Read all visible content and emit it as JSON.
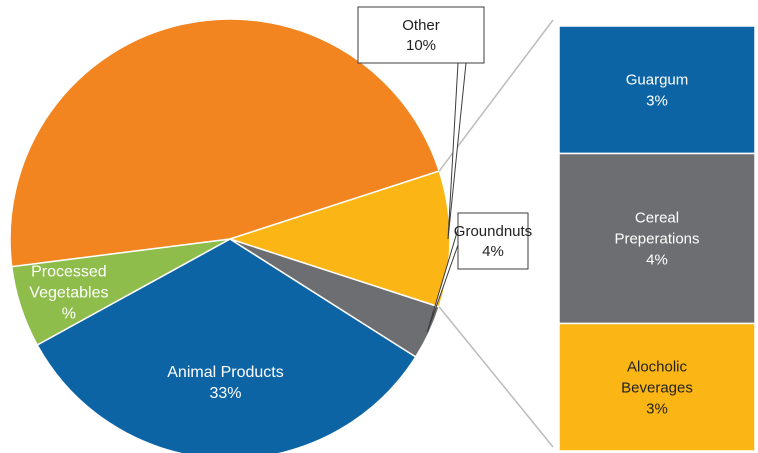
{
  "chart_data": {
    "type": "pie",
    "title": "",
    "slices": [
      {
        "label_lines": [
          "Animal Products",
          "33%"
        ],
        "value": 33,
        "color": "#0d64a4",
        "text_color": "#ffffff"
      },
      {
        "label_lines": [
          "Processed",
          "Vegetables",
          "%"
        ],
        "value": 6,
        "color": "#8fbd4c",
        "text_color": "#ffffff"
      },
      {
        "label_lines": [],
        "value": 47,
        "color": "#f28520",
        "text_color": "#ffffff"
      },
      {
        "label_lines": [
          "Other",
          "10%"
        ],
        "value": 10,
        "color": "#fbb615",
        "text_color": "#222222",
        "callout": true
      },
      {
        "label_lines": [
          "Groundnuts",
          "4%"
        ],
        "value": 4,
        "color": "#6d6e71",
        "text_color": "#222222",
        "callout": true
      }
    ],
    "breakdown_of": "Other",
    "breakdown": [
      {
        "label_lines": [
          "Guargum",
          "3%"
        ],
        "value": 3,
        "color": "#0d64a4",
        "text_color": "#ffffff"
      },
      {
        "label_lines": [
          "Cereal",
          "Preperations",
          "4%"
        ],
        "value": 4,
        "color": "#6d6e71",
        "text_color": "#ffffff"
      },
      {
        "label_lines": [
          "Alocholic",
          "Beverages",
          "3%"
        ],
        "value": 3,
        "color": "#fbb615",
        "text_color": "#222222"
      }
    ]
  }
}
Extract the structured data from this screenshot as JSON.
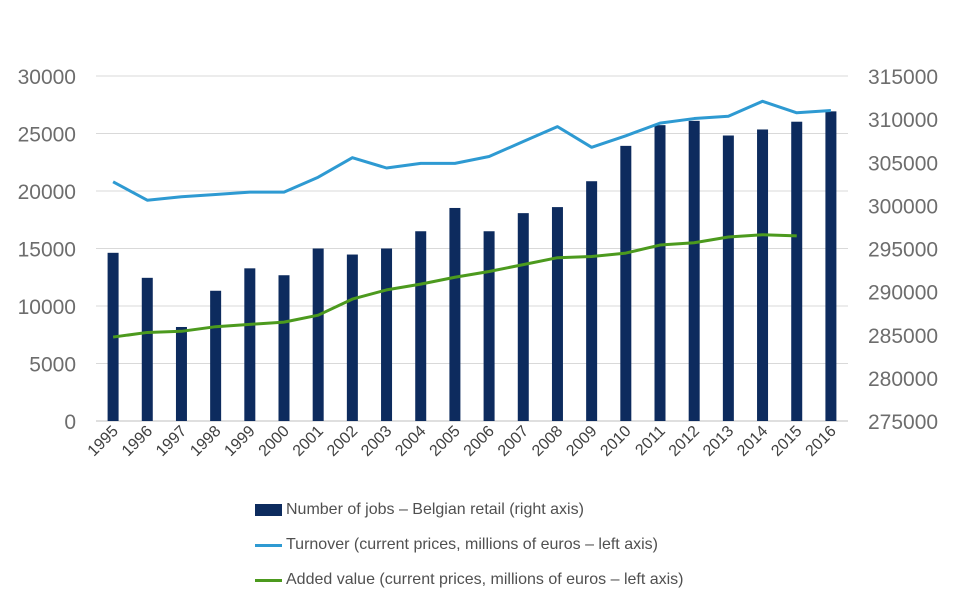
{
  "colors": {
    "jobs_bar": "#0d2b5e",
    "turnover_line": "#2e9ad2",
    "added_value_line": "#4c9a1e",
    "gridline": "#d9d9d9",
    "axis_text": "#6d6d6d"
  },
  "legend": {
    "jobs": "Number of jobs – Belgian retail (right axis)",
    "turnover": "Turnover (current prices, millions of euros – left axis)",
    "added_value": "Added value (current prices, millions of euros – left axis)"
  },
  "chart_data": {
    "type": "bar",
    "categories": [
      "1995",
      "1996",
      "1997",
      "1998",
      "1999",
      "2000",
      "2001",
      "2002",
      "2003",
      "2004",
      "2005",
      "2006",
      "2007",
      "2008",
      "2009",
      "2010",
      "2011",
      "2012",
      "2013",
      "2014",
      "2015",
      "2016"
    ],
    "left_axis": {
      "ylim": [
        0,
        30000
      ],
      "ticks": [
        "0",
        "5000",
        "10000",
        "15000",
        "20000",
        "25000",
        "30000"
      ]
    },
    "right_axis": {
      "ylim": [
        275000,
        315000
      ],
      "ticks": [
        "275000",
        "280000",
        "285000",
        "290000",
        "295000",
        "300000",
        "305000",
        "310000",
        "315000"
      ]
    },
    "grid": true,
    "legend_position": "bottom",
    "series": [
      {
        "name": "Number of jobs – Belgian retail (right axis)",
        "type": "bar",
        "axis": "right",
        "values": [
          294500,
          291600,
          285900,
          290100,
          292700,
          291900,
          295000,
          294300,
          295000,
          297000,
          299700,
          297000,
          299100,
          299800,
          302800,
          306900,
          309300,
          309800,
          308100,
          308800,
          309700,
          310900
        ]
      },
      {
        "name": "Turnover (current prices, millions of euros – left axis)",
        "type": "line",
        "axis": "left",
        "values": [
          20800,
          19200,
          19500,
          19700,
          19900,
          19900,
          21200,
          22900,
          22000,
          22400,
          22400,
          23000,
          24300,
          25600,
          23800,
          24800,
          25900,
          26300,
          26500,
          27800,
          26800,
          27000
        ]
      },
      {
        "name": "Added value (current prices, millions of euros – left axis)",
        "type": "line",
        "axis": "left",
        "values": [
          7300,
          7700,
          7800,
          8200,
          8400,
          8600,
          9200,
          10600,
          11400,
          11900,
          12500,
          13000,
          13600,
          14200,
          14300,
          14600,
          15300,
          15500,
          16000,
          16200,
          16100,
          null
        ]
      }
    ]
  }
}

Exercise goal:
Every record above should be transcribed exactly; the pictures stay out of the copy.

Full answer:
Read all visible content and emit it as JSON.
{
  "chart_data": {
    "type": "pie",
    "title": "",
    "slices": [
      {
        "label_lines": [
          "Animal Products",
          "33%"
        ],
        "value": 33,
        "color": "#0d64a4",
        "text_color": "#ffffff"
      },
      {
        "label_lines": [
          "Processed",
          "Vegetables",
          "%"
        ],
        "value": 6,
        "color": "#8fbd4c",
        "text_color": "#ffffff"
      },
      {
        "label_lines": [],
        "value": 47,
        "color": "#f28520",
        "text_color": "#ffffff"
      },
      {
        "label_lines": [
          "Other",
          "10%"
        ],
        "value": 10,
        "color": "#fbb615",
        "text_color": "#222222",
        "callout": true
      },
      {
        "label_lines": [
          "Groundnuts",
          "4%"
        ],
        "value": 4,
        "color": "#6d6e71",
        "text_color": "#222222",
        "callout": true
      }
    ],
    "breakdown_of": "Other",
    "breakdown": [
      {
        "label_lines": [
          "Guargum",
          "3%"
        ],
        "value": 3,
        "color": "#0d64a4",
        "text_color": "#ffffff"
      },
      {
        "label_lines": [
          "Cereal",
          "Preperations",
          "4%"
        ],
        "value": 4,
        "color": "#6d6e71",
        "text_color": "#ffffff"
      },
      {
        "label_lines": [
          "Alocholic",
          "Beverages",
          "3%"
        ],
        "value": 3,
        "color": "#fbb615",
        "text_color": "#222222"
      }
    ]
  }
}
Extract the structured data from this screenshot as JSON.
{
  "colors": {
    "jobs_bar": "#0d2b5e",
    "turnover_line": "#2e9ad2",
    "added_value_line": "#4c9a1e",
    "gridline": "#d9d9d9",
    "axis_text": "#6d6d6d"
  },
  "legend": {
    "jobs": "Number of jobs – Belgian retail (right axis)",
    "turnover": "Turnover (current prices, millions of euros – left axis)",
    "added_value": "Added value (current prices, millions of euros – left axis)"
  },
  "chart_data": {
    "type": "bar",
    "categories": [
      "1995",
      "1996",
      "1997",
      "1998",
      "1999",
      "2000",
      "2001",
      "2002",
      "2003",
      "2004",
      "2005",
      "2006",
      "2007",
      "2008",
      "2009",
      "2010",
      "2011",
      "2012",
      "2013",
      "2014",
      "2015",
      "2016"
    ],
    "left_axis": {
      "ylim": [
        0,
        30000
      ],
      "ticks": [
        "0",
        "5000",
        "10000",
        "15000",
        "20000",
        "25000",
        "30000"
      ]
    },
    "right_axis": {
      "ylim": [
        275000,
        315000
      ],
      "ticks": [
        "275000",
        "280000",
        "285000",
        "290000",
        "295000",
        "300000",
        "305000",
        "310000",
        "315000"
      ]
    },
    "grid": true,
    "legend_position": "bottom",
    "series": [
      {
        "name": "Number of jobs – Belgian retail (right axis)",
        "type": "bar",
        "axis": "right",
        "values": [
          294500,
          291600,
          285900,
          290100,
          292700,
          291900,
          295000,
          294300,
          295000,
          297000,
          299700,
          297000,
          299100,
          299800,
          302800,
          306900,
          309300,
          309800,
          308100,
          308800,
          309700,
          310900
        ]
      },
      {
        "name": "Turnover (current prices, millions of euros – left axis)",
        "type": "line",
        "axis": "left",
        "values": [
          20800,
          19200,
          19500,
          19700,
          19900,
          19900,
          21200,
          22900,
          22000,
          22400,
          22400,
          23000,
          24300,
          25600,
          23800,
          24800,
          25900,
          26300,
          26500,
          27800,
          26800,
          27000
        ]
      },
      {
        "name": "Added value (current prices, millions of euros – left axis)",
        "type": "line",
        "axis": "left",
        "values": [
          7300,
          7700,
          7800,
          8200,
          8400,
          8600,
          9200,
          10600,
          11400,
          11900,
          12500,
          13000,
          13600,
          14200,
          14300,
          14600,
          15300,
          15500,
          16000,
          16200,
          16100,
          null
        ]
      }
    ]
  }
}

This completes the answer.